Data for this exercise →

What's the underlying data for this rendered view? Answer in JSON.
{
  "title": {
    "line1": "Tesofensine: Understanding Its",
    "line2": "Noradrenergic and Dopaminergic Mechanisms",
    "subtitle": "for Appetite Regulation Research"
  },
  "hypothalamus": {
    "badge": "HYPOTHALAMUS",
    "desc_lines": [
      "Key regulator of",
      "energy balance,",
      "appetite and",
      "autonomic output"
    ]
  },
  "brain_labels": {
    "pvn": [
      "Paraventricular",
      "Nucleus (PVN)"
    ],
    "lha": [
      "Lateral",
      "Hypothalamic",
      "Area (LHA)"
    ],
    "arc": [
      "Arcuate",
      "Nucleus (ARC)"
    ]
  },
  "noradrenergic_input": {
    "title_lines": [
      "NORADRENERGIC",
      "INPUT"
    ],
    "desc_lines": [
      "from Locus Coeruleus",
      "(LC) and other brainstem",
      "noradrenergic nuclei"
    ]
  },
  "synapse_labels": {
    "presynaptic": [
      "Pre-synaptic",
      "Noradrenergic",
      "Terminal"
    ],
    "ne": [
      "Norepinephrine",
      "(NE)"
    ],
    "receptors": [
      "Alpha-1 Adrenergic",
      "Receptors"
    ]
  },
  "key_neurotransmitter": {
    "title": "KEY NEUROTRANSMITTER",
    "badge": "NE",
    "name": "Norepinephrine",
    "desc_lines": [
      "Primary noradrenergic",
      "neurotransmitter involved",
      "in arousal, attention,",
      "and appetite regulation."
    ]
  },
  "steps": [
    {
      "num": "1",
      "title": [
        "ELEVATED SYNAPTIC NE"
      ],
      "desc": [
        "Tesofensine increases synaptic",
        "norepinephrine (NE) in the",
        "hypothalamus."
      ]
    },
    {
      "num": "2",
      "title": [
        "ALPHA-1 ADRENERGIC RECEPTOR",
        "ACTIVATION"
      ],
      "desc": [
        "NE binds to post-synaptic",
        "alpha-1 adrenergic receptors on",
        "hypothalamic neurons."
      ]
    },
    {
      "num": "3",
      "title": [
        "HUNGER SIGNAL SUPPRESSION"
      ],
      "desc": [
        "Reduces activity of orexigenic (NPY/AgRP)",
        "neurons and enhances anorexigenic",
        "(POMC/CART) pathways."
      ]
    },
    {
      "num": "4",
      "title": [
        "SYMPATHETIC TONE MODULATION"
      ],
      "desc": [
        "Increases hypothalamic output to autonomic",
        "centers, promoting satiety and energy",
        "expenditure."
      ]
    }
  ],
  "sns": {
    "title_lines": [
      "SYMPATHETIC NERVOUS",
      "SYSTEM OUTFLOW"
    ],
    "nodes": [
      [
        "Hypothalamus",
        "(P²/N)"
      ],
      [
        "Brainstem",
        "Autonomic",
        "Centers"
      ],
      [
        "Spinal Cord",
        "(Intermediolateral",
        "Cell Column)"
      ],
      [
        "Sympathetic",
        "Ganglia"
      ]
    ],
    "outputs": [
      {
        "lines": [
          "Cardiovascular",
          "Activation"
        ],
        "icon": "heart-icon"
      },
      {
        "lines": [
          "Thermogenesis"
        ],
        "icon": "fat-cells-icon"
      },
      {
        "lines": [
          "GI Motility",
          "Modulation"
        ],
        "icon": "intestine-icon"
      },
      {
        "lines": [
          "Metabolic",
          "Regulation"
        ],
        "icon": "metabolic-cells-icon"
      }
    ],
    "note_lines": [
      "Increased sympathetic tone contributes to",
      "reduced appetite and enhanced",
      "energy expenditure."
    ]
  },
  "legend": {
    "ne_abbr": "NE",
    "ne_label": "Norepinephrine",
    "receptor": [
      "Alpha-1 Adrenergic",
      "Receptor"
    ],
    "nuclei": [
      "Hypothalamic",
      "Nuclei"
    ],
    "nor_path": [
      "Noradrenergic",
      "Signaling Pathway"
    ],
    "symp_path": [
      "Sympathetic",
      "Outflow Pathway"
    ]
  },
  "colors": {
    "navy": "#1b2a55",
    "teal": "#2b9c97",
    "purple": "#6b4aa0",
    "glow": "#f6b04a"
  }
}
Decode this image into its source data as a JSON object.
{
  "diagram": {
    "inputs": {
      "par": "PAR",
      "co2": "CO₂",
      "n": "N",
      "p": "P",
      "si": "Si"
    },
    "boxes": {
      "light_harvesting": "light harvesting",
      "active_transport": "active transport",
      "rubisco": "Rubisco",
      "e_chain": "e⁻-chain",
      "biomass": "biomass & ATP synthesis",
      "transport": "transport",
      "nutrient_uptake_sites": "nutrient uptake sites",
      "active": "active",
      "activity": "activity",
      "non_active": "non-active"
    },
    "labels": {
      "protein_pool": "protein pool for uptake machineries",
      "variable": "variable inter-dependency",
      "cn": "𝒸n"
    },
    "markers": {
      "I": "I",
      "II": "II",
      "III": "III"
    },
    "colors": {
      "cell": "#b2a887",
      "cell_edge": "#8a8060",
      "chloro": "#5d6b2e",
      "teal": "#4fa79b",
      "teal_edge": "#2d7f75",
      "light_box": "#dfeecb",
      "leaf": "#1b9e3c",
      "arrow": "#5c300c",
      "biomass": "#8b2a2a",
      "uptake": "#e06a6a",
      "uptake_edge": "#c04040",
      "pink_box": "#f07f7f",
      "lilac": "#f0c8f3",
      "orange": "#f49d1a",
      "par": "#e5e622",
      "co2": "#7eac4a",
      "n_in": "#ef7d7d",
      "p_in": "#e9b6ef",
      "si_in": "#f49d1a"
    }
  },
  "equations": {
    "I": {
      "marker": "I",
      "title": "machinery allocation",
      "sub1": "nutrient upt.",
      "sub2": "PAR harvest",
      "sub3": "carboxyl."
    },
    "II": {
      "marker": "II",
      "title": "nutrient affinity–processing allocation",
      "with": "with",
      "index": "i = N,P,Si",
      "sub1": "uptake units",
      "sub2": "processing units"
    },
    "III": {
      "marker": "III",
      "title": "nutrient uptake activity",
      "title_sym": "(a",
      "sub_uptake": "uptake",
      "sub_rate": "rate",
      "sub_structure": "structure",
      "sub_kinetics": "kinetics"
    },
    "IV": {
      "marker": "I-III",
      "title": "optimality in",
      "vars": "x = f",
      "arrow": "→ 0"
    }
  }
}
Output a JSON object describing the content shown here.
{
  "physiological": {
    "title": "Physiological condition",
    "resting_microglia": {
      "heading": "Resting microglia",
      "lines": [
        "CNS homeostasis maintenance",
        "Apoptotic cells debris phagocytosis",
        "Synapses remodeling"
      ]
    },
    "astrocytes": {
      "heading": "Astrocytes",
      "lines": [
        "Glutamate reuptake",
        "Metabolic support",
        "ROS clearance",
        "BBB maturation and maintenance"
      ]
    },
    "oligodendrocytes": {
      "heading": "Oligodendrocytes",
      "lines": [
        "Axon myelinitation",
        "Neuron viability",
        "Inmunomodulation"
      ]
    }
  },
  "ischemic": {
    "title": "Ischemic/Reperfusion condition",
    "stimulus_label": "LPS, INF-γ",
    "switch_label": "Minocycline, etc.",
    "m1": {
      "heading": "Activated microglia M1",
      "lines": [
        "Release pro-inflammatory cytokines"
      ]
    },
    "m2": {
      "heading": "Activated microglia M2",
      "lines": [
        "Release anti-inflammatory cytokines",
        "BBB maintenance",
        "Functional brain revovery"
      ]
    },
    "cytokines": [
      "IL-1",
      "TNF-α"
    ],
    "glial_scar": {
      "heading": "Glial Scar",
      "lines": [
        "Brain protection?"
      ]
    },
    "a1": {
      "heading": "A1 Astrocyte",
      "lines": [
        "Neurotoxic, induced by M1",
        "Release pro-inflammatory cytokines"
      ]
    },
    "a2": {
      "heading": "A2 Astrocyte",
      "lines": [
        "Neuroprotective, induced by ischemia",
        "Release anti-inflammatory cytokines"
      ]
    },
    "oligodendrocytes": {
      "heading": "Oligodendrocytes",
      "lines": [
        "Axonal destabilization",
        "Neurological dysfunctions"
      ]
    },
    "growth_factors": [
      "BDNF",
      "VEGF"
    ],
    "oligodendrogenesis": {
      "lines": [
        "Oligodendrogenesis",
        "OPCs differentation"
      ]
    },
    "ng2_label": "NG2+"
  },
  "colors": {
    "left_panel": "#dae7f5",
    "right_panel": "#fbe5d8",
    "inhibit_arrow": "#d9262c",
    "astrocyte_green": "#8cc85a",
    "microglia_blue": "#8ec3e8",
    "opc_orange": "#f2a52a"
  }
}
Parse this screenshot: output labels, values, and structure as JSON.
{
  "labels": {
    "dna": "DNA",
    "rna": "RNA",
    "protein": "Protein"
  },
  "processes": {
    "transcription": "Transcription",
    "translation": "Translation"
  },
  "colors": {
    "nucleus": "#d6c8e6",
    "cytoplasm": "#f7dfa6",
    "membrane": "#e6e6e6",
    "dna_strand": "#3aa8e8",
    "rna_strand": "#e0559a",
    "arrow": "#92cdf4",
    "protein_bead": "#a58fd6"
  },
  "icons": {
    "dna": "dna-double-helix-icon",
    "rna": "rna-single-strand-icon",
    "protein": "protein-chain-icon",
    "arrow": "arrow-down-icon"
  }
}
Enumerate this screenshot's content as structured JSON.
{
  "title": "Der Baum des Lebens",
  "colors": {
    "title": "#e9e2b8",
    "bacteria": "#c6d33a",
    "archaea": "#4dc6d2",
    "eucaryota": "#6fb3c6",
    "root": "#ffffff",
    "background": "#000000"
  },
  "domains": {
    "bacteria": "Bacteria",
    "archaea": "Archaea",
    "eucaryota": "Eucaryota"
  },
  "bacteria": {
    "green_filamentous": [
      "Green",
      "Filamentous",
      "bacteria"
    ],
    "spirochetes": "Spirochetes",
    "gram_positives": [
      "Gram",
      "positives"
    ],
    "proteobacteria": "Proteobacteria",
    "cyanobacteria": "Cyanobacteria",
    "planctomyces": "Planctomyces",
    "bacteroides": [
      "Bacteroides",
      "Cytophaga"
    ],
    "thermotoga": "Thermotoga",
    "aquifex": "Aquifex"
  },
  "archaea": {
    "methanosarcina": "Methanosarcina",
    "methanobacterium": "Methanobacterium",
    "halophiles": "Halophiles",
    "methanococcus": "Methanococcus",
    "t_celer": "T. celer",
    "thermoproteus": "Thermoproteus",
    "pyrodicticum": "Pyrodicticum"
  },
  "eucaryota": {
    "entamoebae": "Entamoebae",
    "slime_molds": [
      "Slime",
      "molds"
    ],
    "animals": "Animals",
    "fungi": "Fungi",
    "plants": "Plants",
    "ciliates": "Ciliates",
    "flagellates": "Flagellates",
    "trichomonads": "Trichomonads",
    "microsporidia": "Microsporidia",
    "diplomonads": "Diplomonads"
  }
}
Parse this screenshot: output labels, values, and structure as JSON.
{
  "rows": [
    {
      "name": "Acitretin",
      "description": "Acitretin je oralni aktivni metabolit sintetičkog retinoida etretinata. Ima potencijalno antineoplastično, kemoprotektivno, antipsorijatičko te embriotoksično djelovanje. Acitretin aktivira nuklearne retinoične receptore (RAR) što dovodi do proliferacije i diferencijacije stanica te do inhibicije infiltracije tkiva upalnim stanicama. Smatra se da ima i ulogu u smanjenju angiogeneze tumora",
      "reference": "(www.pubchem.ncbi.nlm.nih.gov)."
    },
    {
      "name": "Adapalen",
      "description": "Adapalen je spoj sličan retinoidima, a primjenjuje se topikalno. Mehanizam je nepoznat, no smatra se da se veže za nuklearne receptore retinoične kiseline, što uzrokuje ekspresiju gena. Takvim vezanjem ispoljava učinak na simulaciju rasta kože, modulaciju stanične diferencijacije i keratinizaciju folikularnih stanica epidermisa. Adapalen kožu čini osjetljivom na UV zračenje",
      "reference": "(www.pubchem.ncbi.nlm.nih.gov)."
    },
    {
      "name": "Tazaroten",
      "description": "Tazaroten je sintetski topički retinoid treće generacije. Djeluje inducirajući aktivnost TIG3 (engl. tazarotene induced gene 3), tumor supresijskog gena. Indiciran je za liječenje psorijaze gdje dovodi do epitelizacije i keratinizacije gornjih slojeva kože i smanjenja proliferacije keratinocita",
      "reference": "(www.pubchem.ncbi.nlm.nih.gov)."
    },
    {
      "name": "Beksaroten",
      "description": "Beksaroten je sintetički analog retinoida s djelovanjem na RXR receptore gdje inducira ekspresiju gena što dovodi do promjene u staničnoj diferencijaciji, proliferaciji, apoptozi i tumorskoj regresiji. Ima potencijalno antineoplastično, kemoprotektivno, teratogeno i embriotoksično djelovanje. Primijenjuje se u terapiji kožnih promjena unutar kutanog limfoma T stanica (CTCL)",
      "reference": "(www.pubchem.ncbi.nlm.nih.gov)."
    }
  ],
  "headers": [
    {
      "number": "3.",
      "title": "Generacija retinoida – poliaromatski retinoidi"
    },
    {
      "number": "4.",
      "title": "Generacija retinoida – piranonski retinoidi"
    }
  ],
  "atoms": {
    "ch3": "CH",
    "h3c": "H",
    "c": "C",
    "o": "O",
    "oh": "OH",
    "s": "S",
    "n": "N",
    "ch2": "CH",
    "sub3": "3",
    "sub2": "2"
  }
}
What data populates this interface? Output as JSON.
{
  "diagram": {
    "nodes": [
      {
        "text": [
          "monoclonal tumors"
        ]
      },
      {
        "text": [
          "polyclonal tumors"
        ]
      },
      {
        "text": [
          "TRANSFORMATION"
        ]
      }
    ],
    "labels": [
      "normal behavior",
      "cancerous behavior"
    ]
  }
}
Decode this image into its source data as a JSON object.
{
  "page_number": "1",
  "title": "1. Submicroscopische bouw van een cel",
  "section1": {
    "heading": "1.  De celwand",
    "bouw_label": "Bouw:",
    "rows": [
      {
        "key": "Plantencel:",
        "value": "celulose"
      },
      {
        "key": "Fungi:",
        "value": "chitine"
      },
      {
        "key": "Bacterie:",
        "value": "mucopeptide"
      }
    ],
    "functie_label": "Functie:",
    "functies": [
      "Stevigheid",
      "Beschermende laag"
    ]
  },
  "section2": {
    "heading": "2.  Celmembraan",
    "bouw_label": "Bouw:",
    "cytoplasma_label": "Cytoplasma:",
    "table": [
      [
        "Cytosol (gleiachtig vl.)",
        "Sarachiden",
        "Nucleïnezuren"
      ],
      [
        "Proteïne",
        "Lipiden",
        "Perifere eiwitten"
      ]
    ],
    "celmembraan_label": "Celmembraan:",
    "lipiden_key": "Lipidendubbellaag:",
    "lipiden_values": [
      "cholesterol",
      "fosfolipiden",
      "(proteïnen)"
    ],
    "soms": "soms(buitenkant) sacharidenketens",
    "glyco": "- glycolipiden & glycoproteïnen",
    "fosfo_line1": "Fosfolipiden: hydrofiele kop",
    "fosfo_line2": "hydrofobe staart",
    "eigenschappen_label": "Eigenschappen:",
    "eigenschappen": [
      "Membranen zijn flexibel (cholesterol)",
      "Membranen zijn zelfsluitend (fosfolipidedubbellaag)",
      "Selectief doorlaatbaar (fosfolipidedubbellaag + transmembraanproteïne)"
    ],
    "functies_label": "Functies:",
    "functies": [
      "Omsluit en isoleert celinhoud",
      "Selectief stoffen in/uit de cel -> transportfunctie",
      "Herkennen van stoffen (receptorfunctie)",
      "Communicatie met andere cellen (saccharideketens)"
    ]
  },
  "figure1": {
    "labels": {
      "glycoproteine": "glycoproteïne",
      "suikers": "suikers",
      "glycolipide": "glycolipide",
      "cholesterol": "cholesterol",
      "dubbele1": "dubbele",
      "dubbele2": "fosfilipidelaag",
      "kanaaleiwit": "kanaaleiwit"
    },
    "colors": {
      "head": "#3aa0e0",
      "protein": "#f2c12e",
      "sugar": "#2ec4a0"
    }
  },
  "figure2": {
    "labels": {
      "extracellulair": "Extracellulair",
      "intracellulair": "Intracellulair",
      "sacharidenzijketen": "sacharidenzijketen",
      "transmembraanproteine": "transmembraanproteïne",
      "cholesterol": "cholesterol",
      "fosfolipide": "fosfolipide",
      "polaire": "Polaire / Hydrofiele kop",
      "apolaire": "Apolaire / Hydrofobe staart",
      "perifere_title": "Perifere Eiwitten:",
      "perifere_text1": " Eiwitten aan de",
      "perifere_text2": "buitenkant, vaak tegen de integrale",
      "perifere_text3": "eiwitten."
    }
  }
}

Exercise aim → Show all lines above that contain "Celmembraan".

Task result →
    "heading": "2.  Celmembraan",
    "celmembraan_label": "Celmembraan:",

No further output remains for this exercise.